---------- LISTED RECORDS

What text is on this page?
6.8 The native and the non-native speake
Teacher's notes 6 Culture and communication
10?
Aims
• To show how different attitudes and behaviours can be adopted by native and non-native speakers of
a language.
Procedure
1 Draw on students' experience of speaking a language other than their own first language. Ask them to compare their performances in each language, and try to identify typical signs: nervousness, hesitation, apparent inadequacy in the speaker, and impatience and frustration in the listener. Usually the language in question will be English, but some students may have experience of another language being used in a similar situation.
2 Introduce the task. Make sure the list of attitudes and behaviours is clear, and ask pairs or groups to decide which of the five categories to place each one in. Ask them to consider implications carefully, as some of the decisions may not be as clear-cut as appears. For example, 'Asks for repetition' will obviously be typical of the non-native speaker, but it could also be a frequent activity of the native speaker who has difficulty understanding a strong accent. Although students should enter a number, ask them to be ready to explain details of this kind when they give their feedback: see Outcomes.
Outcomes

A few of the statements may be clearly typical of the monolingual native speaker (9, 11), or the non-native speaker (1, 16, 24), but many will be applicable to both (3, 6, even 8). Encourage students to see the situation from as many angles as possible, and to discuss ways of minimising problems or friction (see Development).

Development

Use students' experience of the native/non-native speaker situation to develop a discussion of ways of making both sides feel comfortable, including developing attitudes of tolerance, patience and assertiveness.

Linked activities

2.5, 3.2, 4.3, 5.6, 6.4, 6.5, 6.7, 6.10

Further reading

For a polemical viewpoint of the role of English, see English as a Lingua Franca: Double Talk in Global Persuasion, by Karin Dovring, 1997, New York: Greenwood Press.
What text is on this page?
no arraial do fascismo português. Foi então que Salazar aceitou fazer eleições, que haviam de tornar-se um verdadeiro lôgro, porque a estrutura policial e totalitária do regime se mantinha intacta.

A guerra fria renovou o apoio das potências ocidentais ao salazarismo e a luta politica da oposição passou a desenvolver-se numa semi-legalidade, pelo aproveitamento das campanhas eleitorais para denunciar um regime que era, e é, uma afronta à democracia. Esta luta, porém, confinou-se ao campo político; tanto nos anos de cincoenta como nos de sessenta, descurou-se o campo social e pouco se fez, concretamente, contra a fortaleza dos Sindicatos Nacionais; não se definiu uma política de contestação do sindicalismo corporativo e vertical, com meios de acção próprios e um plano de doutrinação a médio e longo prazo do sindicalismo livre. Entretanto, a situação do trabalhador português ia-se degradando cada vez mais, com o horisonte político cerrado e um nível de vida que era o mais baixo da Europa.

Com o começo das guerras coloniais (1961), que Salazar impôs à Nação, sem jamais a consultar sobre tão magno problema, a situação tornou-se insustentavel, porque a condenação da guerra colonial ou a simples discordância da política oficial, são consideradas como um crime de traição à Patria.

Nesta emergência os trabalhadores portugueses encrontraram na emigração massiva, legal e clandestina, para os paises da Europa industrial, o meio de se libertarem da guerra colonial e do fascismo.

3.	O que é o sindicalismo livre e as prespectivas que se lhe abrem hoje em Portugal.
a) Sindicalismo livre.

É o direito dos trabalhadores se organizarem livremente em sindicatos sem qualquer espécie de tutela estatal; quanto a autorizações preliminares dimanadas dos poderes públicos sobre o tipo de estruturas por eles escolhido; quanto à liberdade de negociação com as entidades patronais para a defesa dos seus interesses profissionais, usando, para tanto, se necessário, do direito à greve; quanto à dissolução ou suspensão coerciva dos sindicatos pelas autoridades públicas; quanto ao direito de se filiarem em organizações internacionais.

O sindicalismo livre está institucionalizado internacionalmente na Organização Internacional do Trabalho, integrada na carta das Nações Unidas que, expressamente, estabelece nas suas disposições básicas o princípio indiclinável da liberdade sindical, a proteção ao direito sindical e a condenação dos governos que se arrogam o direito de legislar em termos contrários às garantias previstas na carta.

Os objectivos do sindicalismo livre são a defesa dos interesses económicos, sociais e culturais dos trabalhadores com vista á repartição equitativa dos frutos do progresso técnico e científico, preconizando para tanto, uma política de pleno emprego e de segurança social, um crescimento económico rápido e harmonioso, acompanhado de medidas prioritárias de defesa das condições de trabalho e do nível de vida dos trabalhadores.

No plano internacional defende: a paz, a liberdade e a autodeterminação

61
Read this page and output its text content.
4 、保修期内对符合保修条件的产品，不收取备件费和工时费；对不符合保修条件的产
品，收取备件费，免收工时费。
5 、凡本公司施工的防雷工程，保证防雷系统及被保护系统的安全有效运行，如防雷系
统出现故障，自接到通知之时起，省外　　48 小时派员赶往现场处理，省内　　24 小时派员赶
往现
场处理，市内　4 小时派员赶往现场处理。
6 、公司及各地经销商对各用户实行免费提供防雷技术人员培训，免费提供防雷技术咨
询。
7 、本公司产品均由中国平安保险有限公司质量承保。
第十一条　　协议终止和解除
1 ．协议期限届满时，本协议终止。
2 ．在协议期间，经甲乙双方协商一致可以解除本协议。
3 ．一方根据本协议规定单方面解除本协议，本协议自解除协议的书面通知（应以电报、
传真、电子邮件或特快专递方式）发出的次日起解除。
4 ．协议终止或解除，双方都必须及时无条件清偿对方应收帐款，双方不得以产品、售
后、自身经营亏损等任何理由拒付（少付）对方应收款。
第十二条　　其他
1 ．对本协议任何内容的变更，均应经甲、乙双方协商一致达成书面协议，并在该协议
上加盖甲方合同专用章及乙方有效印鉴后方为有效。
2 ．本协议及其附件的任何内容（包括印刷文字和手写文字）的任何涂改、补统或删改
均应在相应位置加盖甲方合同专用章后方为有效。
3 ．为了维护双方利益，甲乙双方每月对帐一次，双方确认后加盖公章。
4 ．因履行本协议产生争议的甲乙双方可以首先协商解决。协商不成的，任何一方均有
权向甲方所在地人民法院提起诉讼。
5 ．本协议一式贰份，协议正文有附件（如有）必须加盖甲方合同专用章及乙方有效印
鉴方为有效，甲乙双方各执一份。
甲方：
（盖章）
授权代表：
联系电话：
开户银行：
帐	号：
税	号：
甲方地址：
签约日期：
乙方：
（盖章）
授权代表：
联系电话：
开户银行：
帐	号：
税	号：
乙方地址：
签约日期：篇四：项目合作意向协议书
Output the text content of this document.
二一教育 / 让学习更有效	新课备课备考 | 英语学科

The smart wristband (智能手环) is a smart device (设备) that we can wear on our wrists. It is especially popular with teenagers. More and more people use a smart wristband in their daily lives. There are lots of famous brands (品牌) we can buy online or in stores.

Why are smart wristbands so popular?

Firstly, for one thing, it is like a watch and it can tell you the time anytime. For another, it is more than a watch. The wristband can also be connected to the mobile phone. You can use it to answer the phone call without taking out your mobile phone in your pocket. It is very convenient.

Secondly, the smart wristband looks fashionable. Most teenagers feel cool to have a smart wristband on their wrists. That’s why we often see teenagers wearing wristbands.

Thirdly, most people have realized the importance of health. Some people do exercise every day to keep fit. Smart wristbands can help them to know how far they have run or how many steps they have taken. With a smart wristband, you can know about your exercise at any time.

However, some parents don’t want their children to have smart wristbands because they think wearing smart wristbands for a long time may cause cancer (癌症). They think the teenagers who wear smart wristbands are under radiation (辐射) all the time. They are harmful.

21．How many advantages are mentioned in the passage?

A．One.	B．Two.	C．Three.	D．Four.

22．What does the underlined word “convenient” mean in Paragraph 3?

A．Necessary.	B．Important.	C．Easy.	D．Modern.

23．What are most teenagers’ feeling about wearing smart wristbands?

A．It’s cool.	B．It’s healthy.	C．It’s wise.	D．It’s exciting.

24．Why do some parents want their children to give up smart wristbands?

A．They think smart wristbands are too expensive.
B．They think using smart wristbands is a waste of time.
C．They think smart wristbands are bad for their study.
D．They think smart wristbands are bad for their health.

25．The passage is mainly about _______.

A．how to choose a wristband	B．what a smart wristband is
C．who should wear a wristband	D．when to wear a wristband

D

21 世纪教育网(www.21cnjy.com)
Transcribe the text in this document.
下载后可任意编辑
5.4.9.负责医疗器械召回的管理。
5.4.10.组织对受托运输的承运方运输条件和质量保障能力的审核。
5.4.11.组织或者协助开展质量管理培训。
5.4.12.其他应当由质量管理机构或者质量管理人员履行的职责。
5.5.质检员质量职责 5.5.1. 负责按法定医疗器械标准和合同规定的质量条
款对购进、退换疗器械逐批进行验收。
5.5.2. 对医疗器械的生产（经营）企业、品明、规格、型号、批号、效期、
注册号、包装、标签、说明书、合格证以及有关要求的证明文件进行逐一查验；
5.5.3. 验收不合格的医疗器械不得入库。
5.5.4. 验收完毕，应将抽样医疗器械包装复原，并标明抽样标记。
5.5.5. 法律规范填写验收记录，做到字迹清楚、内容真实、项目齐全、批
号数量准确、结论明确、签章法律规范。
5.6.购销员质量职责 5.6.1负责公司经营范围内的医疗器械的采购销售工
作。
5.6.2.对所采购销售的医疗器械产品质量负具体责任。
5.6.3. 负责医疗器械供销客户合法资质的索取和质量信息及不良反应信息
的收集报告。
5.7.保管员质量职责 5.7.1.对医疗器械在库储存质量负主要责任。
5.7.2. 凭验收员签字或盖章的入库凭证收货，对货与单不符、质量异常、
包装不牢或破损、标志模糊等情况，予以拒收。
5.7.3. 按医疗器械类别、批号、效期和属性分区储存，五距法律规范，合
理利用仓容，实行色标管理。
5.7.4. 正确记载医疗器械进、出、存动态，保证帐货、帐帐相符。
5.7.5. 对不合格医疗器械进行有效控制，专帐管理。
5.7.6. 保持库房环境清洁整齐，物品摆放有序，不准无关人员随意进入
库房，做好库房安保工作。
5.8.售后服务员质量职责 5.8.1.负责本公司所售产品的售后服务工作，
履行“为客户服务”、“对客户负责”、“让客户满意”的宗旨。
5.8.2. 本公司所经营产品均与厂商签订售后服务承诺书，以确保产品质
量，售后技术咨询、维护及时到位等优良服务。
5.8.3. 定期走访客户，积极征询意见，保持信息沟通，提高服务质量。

--------------------

**WRITTEN EXERCISE:** Find each line with the string "liberdade" and copy it out.

**PROBLEM SOLUTION:**
É o direito dos trabalhadores se organizarem livremente em sindicatos sem qualquer espécie de tutela estatal; quanto a autorizações preliminares dimanadas dos poderes públicos sobre o tipo de estruturas por eles escolhido; quanto à liberdade de negociação com as entidades patronais para a defesa dos seus interesses profissionais, usando, para tanto, se necessário, do direito à greve; quanto à dissolução ou suspensão coerciva dos sindicatos pelas autoridades públicas; quanto ao direito de se filiarem em organizações internacionais.
O sindicalismo livre está institucionalizado internacionalmente na Organização Internacional do Trabalho, integrada na carta das Nações Unidas que, expressamente, estabelece nas suas disposições básicas o princípio indiclinável da liberdade sindical, a proteção ao direito sindical e a condenação dos governos que se arrogam o direito de legislar em termos contrários às garantias previstas na carta.
No plano internacional defende: a paz, a liberdade e a autodeterminação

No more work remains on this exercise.